Data entries

=====

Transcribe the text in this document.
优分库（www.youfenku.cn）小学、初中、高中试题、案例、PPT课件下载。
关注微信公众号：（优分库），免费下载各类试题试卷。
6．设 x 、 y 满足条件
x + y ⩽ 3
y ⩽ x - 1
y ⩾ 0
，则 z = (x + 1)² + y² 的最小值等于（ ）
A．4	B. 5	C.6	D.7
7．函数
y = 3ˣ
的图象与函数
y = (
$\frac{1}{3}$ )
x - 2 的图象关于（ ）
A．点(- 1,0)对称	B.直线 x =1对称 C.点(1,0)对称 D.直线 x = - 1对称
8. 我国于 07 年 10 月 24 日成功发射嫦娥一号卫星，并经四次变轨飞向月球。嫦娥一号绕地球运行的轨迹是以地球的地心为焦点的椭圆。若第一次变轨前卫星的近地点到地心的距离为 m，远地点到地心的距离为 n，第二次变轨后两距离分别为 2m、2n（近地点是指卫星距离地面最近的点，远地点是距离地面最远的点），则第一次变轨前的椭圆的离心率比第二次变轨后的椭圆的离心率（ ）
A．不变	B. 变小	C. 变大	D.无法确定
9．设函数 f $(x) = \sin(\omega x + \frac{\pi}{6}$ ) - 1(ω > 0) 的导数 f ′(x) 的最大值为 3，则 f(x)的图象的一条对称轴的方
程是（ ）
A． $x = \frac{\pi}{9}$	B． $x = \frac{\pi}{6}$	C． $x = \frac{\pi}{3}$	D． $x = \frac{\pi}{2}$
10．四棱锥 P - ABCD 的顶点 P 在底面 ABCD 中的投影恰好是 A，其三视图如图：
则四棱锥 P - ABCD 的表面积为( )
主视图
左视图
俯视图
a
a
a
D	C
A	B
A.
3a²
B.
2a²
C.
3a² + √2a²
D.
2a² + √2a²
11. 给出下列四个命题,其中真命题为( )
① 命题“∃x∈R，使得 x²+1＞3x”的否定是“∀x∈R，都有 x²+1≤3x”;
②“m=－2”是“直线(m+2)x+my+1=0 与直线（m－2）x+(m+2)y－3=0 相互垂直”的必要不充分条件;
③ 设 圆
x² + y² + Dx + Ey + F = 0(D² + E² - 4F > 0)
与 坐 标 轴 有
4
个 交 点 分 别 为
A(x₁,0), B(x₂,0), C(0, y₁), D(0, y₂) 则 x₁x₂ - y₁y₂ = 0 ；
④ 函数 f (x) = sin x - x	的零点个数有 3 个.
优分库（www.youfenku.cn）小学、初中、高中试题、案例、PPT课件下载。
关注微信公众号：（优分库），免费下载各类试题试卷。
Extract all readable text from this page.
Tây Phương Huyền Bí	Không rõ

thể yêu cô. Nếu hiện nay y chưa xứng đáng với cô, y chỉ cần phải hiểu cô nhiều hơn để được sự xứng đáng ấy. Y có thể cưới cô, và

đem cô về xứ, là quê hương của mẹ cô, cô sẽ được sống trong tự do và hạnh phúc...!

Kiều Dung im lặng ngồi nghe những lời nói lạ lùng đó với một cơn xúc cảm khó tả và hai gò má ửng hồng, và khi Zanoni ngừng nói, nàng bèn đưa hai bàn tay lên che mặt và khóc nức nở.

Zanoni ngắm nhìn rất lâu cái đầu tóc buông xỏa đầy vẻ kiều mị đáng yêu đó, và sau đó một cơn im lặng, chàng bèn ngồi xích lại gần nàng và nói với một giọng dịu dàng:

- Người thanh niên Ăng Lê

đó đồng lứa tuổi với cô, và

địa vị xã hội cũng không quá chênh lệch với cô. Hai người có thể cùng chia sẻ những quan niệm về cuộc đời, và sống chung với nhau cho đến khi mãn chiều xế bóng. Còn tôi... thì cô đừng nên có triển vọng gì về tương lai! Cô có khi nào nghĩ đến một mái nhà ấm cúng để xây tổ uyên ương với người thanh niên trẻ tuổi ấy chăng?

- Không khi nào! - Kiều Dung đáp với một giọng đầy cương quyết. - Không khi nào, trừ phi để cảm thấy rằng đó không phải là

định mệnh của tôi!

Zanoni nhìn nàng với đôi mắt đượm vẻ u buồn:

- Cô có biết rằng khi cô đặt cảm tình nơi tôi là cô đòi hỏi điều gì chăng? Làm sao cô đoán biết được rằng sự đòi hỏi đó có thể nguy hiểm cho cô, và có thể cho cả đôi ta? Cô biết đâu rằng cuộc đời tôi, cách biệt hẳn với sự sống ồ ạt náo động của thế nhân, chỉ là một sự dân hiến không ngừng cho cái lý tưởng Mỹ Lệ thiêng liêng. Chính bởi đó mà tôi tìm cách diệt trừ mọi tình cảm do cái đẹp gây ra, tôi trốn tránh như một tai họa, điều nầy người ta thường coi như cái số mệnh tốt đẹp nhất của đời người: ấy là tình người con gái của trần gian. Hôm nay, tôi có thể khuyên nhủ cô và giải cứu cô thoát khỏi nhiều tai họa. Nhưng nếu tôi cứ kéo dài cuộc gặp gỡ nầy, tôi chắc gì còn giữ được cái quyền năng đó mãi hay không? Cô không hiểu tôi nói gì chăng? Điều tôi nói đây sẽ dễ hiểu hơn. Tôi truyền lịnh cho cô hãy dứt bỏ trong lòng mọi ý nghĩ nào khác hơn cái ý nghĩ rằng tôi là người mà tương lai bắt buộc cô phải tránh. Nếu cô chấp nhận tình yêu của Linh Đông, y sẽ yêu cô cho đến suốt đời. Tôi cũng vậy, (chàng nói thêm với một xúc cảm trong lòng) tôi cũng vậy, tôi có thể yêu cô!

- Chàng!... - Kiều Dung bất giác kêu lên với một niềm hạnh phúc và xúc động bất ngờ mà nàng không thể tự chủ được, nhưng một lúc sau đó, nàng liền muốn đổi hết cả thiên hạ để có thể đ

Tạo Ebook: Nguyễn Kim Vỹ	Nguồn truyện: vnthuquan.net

=====

- **TASK**: Copy out all of the lines above exactly.

- **TASK RESPONSE**:
Transcribe the text in this document.
优分库（www.youfenku.cn）小学、初中、高中试题、案例、PPT课件下载。
关注微信公众号：（优分库），免费下载各类试题试卷。
6．设 x 、 y 满足条件
x + y ⩽ 3
y ⩽ x - 1
y ⩾ 0
，则 z = (x + 1)² + y² 的最小值等于（ ）
A．4	B. 5	C.6	D.7
7．函数
y = 3ˣ
的图象与函数
y = (
$\frac{1}{3}$ )
x - 2 的图象关于（ ）
A．点(- 1,0)对称	B.直线 x =1对称 C.点(1,0)对称 D.直线 x = - 1对称
8. 我国于 07 年 10 月 24 日成功发射嫦娥一号卫星，并经四次变轨飞向月球。嫦娥一号绕地球运行的轨迹是以地球的地心为焦点的椭圆。若第一次变轨前卫星的近地点到地心的距离为 m，远地点到地心的距离为 n，第二次变轨后两距离分别为 2m、2n（近地点是指卫星距离地面最近的点，远地点是距离地面最远的点），则第一次变轨前的椭圆的离心率比第二次变轨后的椭圆的离心率（ ）
A．不变	B. 变小	C. 变大	D.无法确定
9．设函数 f $(x) = \sin(\omega x + \frac{\pi}{6}$ ) - 1(ω > 0) 的导数 f ′(x) 的最大值为 3，则 f(x)的图象的一条对称轴的方
程是（ ）
A． $x = \frac{\pi}{9}$	B． $x = \frac{\pi}{6}$	C． $x = \frac{\pi}{3}$	D． $x = \frac{\pi}{2}$
10．四棱锥 P - ABCD 的顶点 P 在底面 ABCD 中的投影恰好是 A，其三视图如图：
则四棱锥 P - ABCD 的表面积为( )
主视图
左视图
俯视图
a
a
a
D	C
A	B
A.
3a²
B.
2a²
C.
3a² + √2a²
D.
2a² + √2a²
11. 给出下列四个命题,其中真命题为( )
① 命题“∃x∈R，使得 x²+1＞3x”的否定是“∀x∈R，都有 x²+1≤3x”;
②“m=－2”是“直线(m+2)x+my+1=0 与直线（m－2）x+(m+2)y－3=0 相互垂直”的必要不充分条件;
③ 设 圆
x² + y² + Dx + Ey + F = 0(D² + E² - 4F > 0)
与 坐 标 轴 有
4
个 交 点 分 别 为
A(x₁,0), B(x₂,0), C(0, y₁), D(0, y₂) 则 x₁x₂ - y₁y₂ = 0 ；
④ 函数 f (x) = sin x - x	的零点个数有 3 个.
优分库（www.youfenku.cn）小学、初中、高中试题、案例、PPT课件下载。
关注微信公众号：（优分库），免费下载各类试题试卷。
Extract all readable text from this page.
Tây Phương Huyền Bí	Không rõ

thể yêu cô. Nếu hiện nay y chưa xứng đáng với cô, y chỉ cần phải hiểu cô nhiều hơn để được sự xứng đáng ấy. Y có thể cưới cô, và

đem cô về xứ, là quê hương của mẹ cô, cô sẽ được sống trong tự do và hạnh phúc...!

Kiều Dung im lặng ngồi nghe những lời nói lạ lùng đó với một cơn xúc cảm khó tả và hai gò má ửng hồng, và khi Zanoni ngừng nói, nàng bèn đưa hai bàn tay lên che mặt và khóc nức nở.

Zanoni ngắm nhìn rất lâu cái đầu tóc buông xỏa đầy vẻ kiều mị đáng yêu đó, và sau đó một cơn im lặng, chàng bèn ngồi xích lại gần nàng và nói với một giọng dịu dàng:

- Người thanh niên Ăng Lê

đó đồng lứa tuổi với cô, và

địa vị xã hội cũng không quá chênh lệch với cô. Hai người có thể cùng chia sẻ những quan niệm về cuộc đời, và sống chung với nhau cho đến khi mãn chiều xế bóng. Còn tôi... thì cô đừng nên có triển vọng gì về tương lai! Cô có khi nào nghĩ đến một mái nhà ấm cúng để xây tổ uyên ương với người thanh niên trẻ tuổi ấy chăng?

- Không khi nào! - Kiều Dung đáp với một giọng đầy cương quyết. - Không khi nào, trừ phi để cảm thấy rằng đó không phải là

định mệnh của tôi!

Zanoni nhìn nàng với đôi mắt đượm vẻ u buồn:

- Cô có biết rằng khi cô đặt cảm tình nơi tôi là cô đòi hỏi điều gì chăng? Làm sao cô đoán biết được rằng sự đòi hỏi đó có thể nguy hiểm cho cô, và có thể cho cả đôi ta? Cô biết đâu rằng cuộc đời tôi, cách biệt hẳn với sự sống ồ ạt náo động của thế nhân, chỉ là một sự dân hiến không ngừng cho cái lý tưởng Mỹ Lệ thiêng liêng. Chính bởi đó mà tôi tìm cách diệt trừ mọi tình cảm do cái đẹp gây ra, tôi trốn tránh như một tai họa, điều nầy người ta thường coi như cái số mệnh tốt đẹp nhất của đời người: ấy là tình người con gái của trần gian. Hôm nay, tôi có thể khuyên nhủ cô và giải cứu cô thoát khỏi nhiều tai họa. Nhưng nếu tôi cứ kéo dài cuộc gặp gỡ nầy, tôi chắc gì còn giữ được cái quyền năng đó mãi hay không? Cô không hiểu tôi nói gì chăng? Điều tôi nói đây sẽ dễ hiểu hơn. Tôi truyền lịnh cho cô hãy dứt bỏ trong lòng mọi ý nghĩ nào khác hơn cái ý nghĩ rằng tôi là người mà tương lai bắt buộc cô phải tránh. Nếu cô chấp nhận tình yêu của Linh Đông, y sẽ yêu cô cho đến suốt đời. Tôi cũng vậy, (chàng nói thêm với một xúc cảm trong lòng) tôi cũng vậy, tôi có thể yêu cô!

- Chàng!... - Kiều Dung bất giác kêu lên với một niềm hạnh phúc và xúc động bất ngờ mà nàng không thể tự chủ được, nhưng một lúc sau đó, nàng liền muốn đổi hết cả thiên hạ để có thể đ

Tạo Ebook: Nguyễn Kim Vỹ	Nguồn truyện: vnthuquan.net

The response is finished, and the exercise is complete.